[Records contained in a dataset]
....

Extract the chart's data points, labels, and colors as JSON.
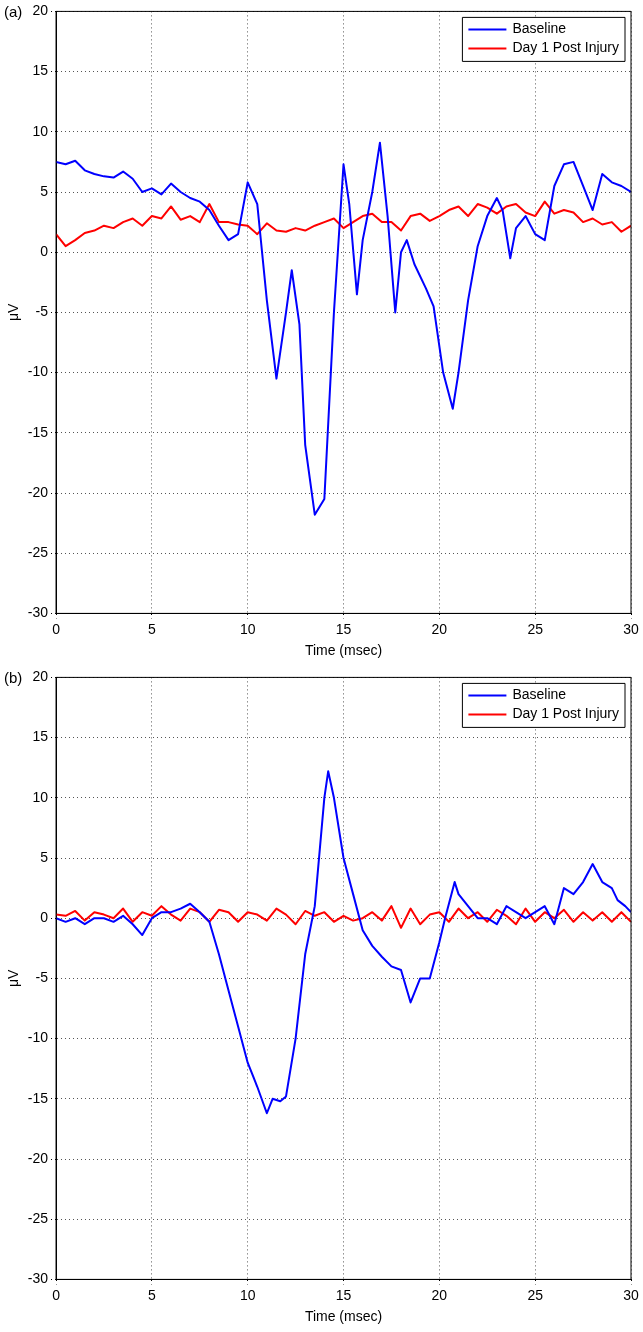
{
  "chart_data": [
    {
      "type": "line",
      "annotations": [
        "(a)"
      ],
      "xlabel": "Time (msec)",
      "ylabel": "μV",
      "xlim": [
        0,
        30
      ],
      "xticks": [
        0,
        5,
        10,
        15,
        20,
        25,
        30
      ],
      "ylim": [
        -30,
        20
      ],
      "yticks": [
        -30,
        -25,
        -20,
        -15,
        -10,
        -5,
        0,
        5,
        10,
        15,
        20
      ],
      "grid": true,
      "legend": "top right",
      "line_style": "solid",
      "marker": "none",
      "series": [
        {
          "name": "Baseline",
          "color": "#0000ff",
          "x": [
            0,
            0.5,
            1,
            1.5,
            2,
            2.5,
            3,
            3.5,
            4,
            4.5,
            5,
            5.5,
            6,
            6.5,
            7,
            7.5,
            8,
            8.5,
            9,
            9.5,
            10,
            10.5,
            11,
            11.5,
            12,
            12.3,
            12.7,
            13,
            13.5,
            14,
            14.5,
            15,
            15.3,
            15.7,
            16,
            16.5,
            16.9,
            17.3,
            17.7,
            18,
            18.3,
            18.7,
            19.3,
            19.7,
            20.2,
            20.7,
            21,
            21.5,
            22,
            22.5,
            23,
            23.3,
            23.7,
            24,
            24.5,
            25,
            25.5,
            26,
            26.5,
            27,
            27.5,
            28,
            28.5,
            29,
            29.5,
            30
          ],
          "values": [
            7.5,
            7.3,
            7.6,
            6.8,
            6.5,
            6.3,
            6.2,
            6.7,
            6.1,
            5,
            5.3,
            4.8,
            5.7,
            5,
            4.5,
            4.2,
            3.5,
            2.2,
            1,
            1.5,
            5.8,
            4,
            -4,
            -10.5,
            -5,
            -1.5,
            -6,
            -16,
            -21.8,
            -20.5,
            -5,
            7.3,
            4,
            -3.5,
            1,
            5,
            9.1,
            3,
            -5,
            0,
            1,
            -1,
            -3,
            -4.5,
            -10,
            -13,
            -10,
            -4,
            0.5,
            3,
            4.5,
            3.5,
            -0.5,
            2,
            3,
            1.5,
            1,
            5.5,
            7.3,
            7.5,
            5.5,
            3.5,
            6.5,
            5.8,
            5.5,
            5
          ]
        },
        {
          "name": "Day 1 Post Injury",
          "color": "#ff0000",
          "x": [
            0,
            0.5,
            1,
            1.5,
            2,
            2.5,
            3,
            3.5,
            4,
            4.5,
            5,
            5.5,
            6,
            6.5,
            7,
            7.5,
            8,
            8.5,
            9,
            9.5,
            10,
            10.5,
            11,
            11.5,
            12,
            12.5,
            13,
            13.5,
            14,
            14.5,
            15,
            15.5,
            16,
            16.5,
            17,
            17.5,
            18,
            18.5,
            19,
            19.5,
            20,
            20.5,
            21,
            21.5,
            22,
            22.5,
            23,
            23.5,
            24,
            24.5,
            25,
            25.5,
            26,
            26.5,
            27,
            27.5,
            28,
            28.5,
            29,
            29.5,
            30
          ],
          "values": [
            1.5,
            0.5,
            1,
            1.6,
            1.8,
            2.2,
            2,
            2.5,
            2.8,
            2.2,
            3,
            2.8,
            3.8,
            2.7,
            3,
            2.5,
            4,
            2.5,
            2.5,
            2.3,
            2.2,
            1.5,
            2.4,
            1.8,
            1.7,
            2,
            1.8,
            2.2,
            2.5,
            2.8,
            2,
            2.5,
            3,
            3.2,
            2.5,
            2.5,
            1.8,
            3,
            3.2,
            2.6,
            3,
            3.5,
            3.8,
            3,
            4,
            3.7,
            3.2,
            3.8,
            4,
            3.3,
            3,
            4.2,
            3.2,
            3.5,
            3.3,
            2.5,
            2.8,
            2.3,
            2.5,
            1.7,
            2.2
          ]
        }
      ]
    },
    {
      "type": "line",
      "annotations": [
        "(b)"
      ],
      "xlabel": "Time (msec)",
      "ylabel": "μV",
      "xlim": [
        0,
        30
      ],
      "xticks": [
        0,
        5,
        10,
        15,
        20,
        25,
        30
      ],
      "ylim": [
        -30,
        20
      ],
      "yticks": [
        -30,
        -25,
        -20,
        -15,
        -10,
        -5,
        0,
        5,
        10,
        15,
        20
      ],
      "grid": true,
      "legend": "top right",
      "line_style": "solid",
      "marker": "none",
      "series": [
        {
          "name": "Baseline",
          "color": "#0000ff",
          "x": [
            0,
            0.5,
            1,
            1.5,
            2,
            2.5,
            3,
            3.5,
            4,
            4.5,
            5,
            5.5,
            6,
            6.5,
            7,
            7.5,
            8,
            8.5,
            9,
            9.5,
            10,
            10.5,
            11,
            11.3,
            11.7,
            12,
            12.5,
            13,
            13.5,
            14,
            14.2,
            14.5,
            15,
            15.5,
            16,
            16.5,
            17,
            17.5,
            18,
            18.5,
            19,
            19.5,
            20,
            20.3,
            20.8,
            21,
            21.5,
            22,
            22.5,
            23,
            23.5,
            24,
            24.5,
            25,
            25.5,
            26,
            26.5,
            27,
            27.5,
            28,
            28.5,
            29,
            29.3,
            29.7,
            30
          ],
          "values": [
            0,
            -0.3,
            0,
            -0.5,
            0,
            0,
            -0.3,
            0.2,
            -0.5,
            -1.4,
            0,
            0.5,
            0.5,
            0.8,
            1.2,
            0.5,
            -0.3,
            -3,
            -6,
            -9,
            -12,
            -14,
            -16.2,
            -15,
            -15.2,
            -14.8,
            -10,
            -3,
            1,
            10,
            12.2,
            10,
            5,
            2,
            -1,
            -2.3,
            -3.2,
            -4,
            -4.3,
            -7,
            -5,
            -5,
            -2,
            0,
            3,
            2,
            1,
            0,
            0,
            -0.5,
            1,
            0.5,
            0,
            0.5,
            1,
            -0.5,
            2.5,
            2,
            3,
            4.5,
            3,
            2.5,
            1.5,
            1,
            0.5
          ]
        },
        {
          "name": "Day 1 Post Injury",
          "color": "#ff0000",
          "x": [
            0,
            0.5,
            1,
            1.5,
            2,
            2.5,
            3,
            3.5,
            4,
            4.5,
            5,
            5.5,
            6,
            6.5,
            7,
            7.5,
            8,
            8.5,
            9,
            9.5,
            10,
            10.5,
            11,
            11.5,
            12,
            12.5,
            13,
            13.5,
            14,
            14.5,
            15,
            15.5,
            16,
            16.5,
            17,
            17.5,
            18,
            18.5,
            19,
            19.5,
            20,
            20.5,
            21,
            21.5,
            22,
            22.5,
            23,
            23.5,
            24,
            24.5,
            25,
            25.5,
            26,
            26.5,
            27,
            27.5,
            28,
            28.5,
            29,
            29.5,
            30
          ],
          "values": [
            0.3,
            0.2,
            0.6,
            -0.2,
            0.5,
            0.3,
            0,
            0.8,
            -0.3,
            0.5,
            0.2,
            1,
            0.3,
            -0.2,
            0.8,
            0.5,
            -0.3,
            0.7,
            0.5,
            -0.3,
            0.5,
            0.3,
            -0.2,
            0.8,
            0.3,
            -0.5,
            0.6,
            0.2,
            0.5,
            -0.3,
            0.2,
            -0.2,
            0,
            0.5,
            -0.2,
            1,
            -0.8,
            0.8,
            -0.5,
            0.3,
            0.5,
            -0.3,
            0.8,
            0,
            0.5,
            -0.3,
            0.7,
            0.2,
            -0.5,
            0.8,
            -0.3,
            0.5,
            0,
            0.7,
            -0.3,
            0.5,
            -0.2,
            0.5,
            -0.3,
            0.5,
            -0.3
          ]
        }
      ]
    }
  ]
}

....

## What to work on
Copy every record above exactly, leaving out any pictures.

## Task answer
Extract the chart's data points, labels, and colors as JSON.
{
  "chart_data": [
    {
      "type": "line",
      "annotations": [
        "(a)"
      ],
      "xlabel": "Time (msec)",
      "ylabel": "μV",
      "xlim": [
        0,
        30
      ],
      "xticks": [
        0,
        5,
        10,
        15,
        20,
        25,
        30
      ],
      "ylim": [
        -30,
        20
      ],
      "yticks": [
        -30,
        -25,
        -20,
        -15,
        -10,
        -5,
        0,
        5,
        10,
        15,
        20
      ],
      "grid": true,
      "legend": "top right",
      "line_style": "solid",
      "marker": "none",
      "series": [
        {
          "name": "Baseline",
          "color": "#0000ff",
          "x": [
            0,
            0.5,
            1,
            1.5,
            2,
            2.5,
            3,
            3.5,
            4,
            4.5,
            5,
            5.5,
            6,
            6.5,
            7,
            7.5,
            8,
            8.5,
            9,
            9.5,
            10,
            10.5,
            11,
            11.5,
            12,
            12.3,
            12.7,
            13,
            13.5,
            14,
            14.5,
            15,
            15.3,
            15.7,
            16,
            16.5,
            16.9,
            17.3,
            17.7,
            18,
            18.3,
            18.7,
            19.3,
            19.7,
            20.2,
            20.7,
            21,
            21.5,
            22,
            22.5,
            23,
            23.3,
            23.7,
            24,
            24.5,
            25,
            25.5,
            26,
            26.5,
            27,
            27.5,
            28,
            28.5,
            29,
            29.5,
            30
          ],
          "values": [
            7.5,
            7.3,
            7.6,
            6.8,
            6.5,
            6.3,
            6.2,
            6.7,
            6.1,
            5,
            5.3,
            4.8,
            5.7,
            5,
            4.5,
            4.2,
            3.5,
            2.2,
            1,
            1.5,
            5.8,
            4,
            -4,
            -10.5,
            -5,
            -1.5,
            -6,
            -16,
            -21.8,
            -20.5,
            -5,
            7.3,
            4,
            -3.5,
            1,
            5,
            9.1,
            3,
            -5,
            0,
            1,
            -1,
            -3,
            -4.5,
            -10,
            -13,
            -10,
            -4,
            0.5,
            3,
            4.5,
            3.5,
            -0.5,
            2,
            3,
            1.5,
            1,
            5.5,
            7.3,
            7.5,
            5.5,
            3.5,
            6.5,
            5.8,
            5.5,
            5
          ]
        },
        {
          "name": "Day 1 Post Injury",
          "color": "#ff0000",
          "x": [
            0,
            0.5,
            1,
            1.5,
            2,
            2.5,
            3,
            3.5,
            4,
            4.5,
            5,
            5.5,
            6,
            6.5,
            7,
            7.5,
            8,
            8.5,
            9,
            9.5,
            10,
            10.5,
            11,
            11.5,
            12,
            12.5,
            13,
            13.5,
            14,
            14.5,
            15,
            15.5,
            16,
            16.5,
            17,
            17.5,
            18,
            18.5,
            19,
            19.5,
            20,
            20.5,
            21,
            21.5,
            22,
            22.5,
            23,
            23.5,
            24,
            24.5,
            25,
            25.5,
            26,
            26.5,
            27,
            27.5,
            28,
            28.5,
            29,
            29.5,
            30
          ],
          "values": [
            1.5,
            0.5,
            1,
            1.6,
            1.8,
            2.2,
            2,
            2.5,
            2.8,
            2.2,
            3,
            2.8,
            3.8,
            2.7,
            3,
            2.5,
            4,
            2.5,
            2.5,
            2.3,
            2.2,
            1.5,
            2.4,
            1.8,
            1.7,
            2,
            1.8,
            2.2,
            2.5,
            2.8,
            2,
            2.5,
            3,
            3.2,
            2.5,
            2.5,
            1.8,
            3,
            3.2,
            2.6,
            3,
            3.5,
            3.8,
            3,
            4,
            3.7,
            3.2,
            3.8,
            4,
            3.3,
            3,
            4.2,
            3.2,
            3.5,
            3.3,
            2.5,
            2.8,
            2.3,
            2.5,
            1.7,
            2.2
          ]
        }
      ]
    },
    {
      "type": "line",
      "annotations": [
        "(b)"
      ],
      "xlabel": "Time (msec)",
      "ylabel": "μV",
      "xlim": [
        0,
        30
      ],
      "xticks": [
        0,
        5,
        10,
        15,
        20,
        25,
        30
      ],
      "ylim": [
        -30,
        20
      ],
      "yticks": [
        -30,
        -25,
        -20,
        -15,
        -10,
        -5,
        0,
        5,
        10,
        15,
        20
      ],
      "grid": true,
      "legend": "top right",
      "line_style": "solid",
      "marker": "none",
      "series": [
        {
          "name": "Baseline",
          "color": "#0000ff",
          "x": [
            0,
            0.5,
            1,
            1.5,
            2,
            2.5,
            3,
            3.5,
            4,
            4.5,
            5,
            5.5,
            6,
            6.5,
            7,
            7.5,
            8,
            8.5,
            9,
            9.5,
            10,
            10.5,
            11,
            11.3,
            11.7,
            12,
            12.5,
            13,
            13.5,
            14,
            14.2,
            14.5,
            15,
            15.5,
            16,
            16.5,
            17,
            17.5,
            18,
            18.5,
            19,
            19.5,
            20,
            20.3,
            20.8,
            21,
            21.5,
            22,
            22.5,
            23,
            23.5,
            24,
            24.5,
            25,
            25.5,
            26,
            26.5,
            27,
            27.5,
            28,
            28.5,
            29,
            29.3,
            29.7,
            30
          ],
          "values": [
            0,
            -0.3,
            0,
            -0.5,
            0,
            0,
            -0.3,
            0.2,
            -0.5,
            -1.4,
            0,
            0.5,
            0.5,
            0.8,
            1.2,
            0.5,
            -0.3,
            -3,
            -6,
            -9,
            -12,
            -14,
            -16.2,
            -15,
            -15.2,
            -14.8,
            -10,
            -3,
            1,
            10,
            12.2,
            10,
            5,
            2,
            -1,
            -2.3,
            -3.2,
            -4,
            -4.3,
            -7,
            -5,
            -5,
            -2,
            0,
            3,
            2,
            1,
            0,
            0,
            -0.5,
            1,
            0.5,
            0,
            0.5,
            1,
            -0.5,
            2.5,
            2,
            3,
            4.5,
            3,
            2.5,
            1.5,
            1,
            0.5
          ]
        },
        {
          "name": "Day 1 Post Injury",
          "color": "#ff0000",
          "x": [
            0,
            0.5,
            1,
            1.5,
            2,
            2.5,
            3,
            3.5,
            4,
            4.5,
            5,
            5.5,
            6,
            6.5,
            7,
            7.5,
            8,
            8.5,
            9,
            9.5,
            10,
            10.5,
            11,
            11.5,
            12,
            12.5,
            13,
            13.5,
            14,
            14.5,
            15,
            15.5,
            16,
            16.5,
            17,
            17.5,
            18,
            18.5,
            19,
            19.5,
            20,
            20.5,
            21,
            21.5,
            22,
            22.5,
            23,
            23.5,
            24,
            24.5,
            25,
            25.5,
            26,
            26.5,
            27,
            27.5,
            28,
            28.5,
            29,
            29.5,
            30
          ],
          "values": [
            0.3,
            0.2,
            0.6,
            -0.2,
            0.5,
            0.3,
            0,
            0.8,
            -0.3,
            0.5,
            0.2,
            1,
            0.3,
            -0.2,
            0.8,
            0.5,
            -0.3,
            0.7,
            0.5,
            -0.3,
            0.5,
            0.3,
            -0.2,
            0.8,
            0.3,
            -0.5,
            0.6,
            0.2,
            0.5,
            -0.3,
            0.2,
            -0.2,
            0,
            0.5,
            -0.2,
            1,
            -0.8,
            0.8,
            -0.5,
            0.3,
            0.5,
            -0.3,
            0.8,
            0,
            0.5,
            -0.3,
            0.7,
            0.2,
            -0.5,
            0.8,
            -0.3,
            0.5,
            0,
            0.7,
            -0.3,
            0.5,
            -0.2,
            0.5,
            -0.3,
            0.5,
            -0.3
          ]
        }
      ]
    }
  ]
}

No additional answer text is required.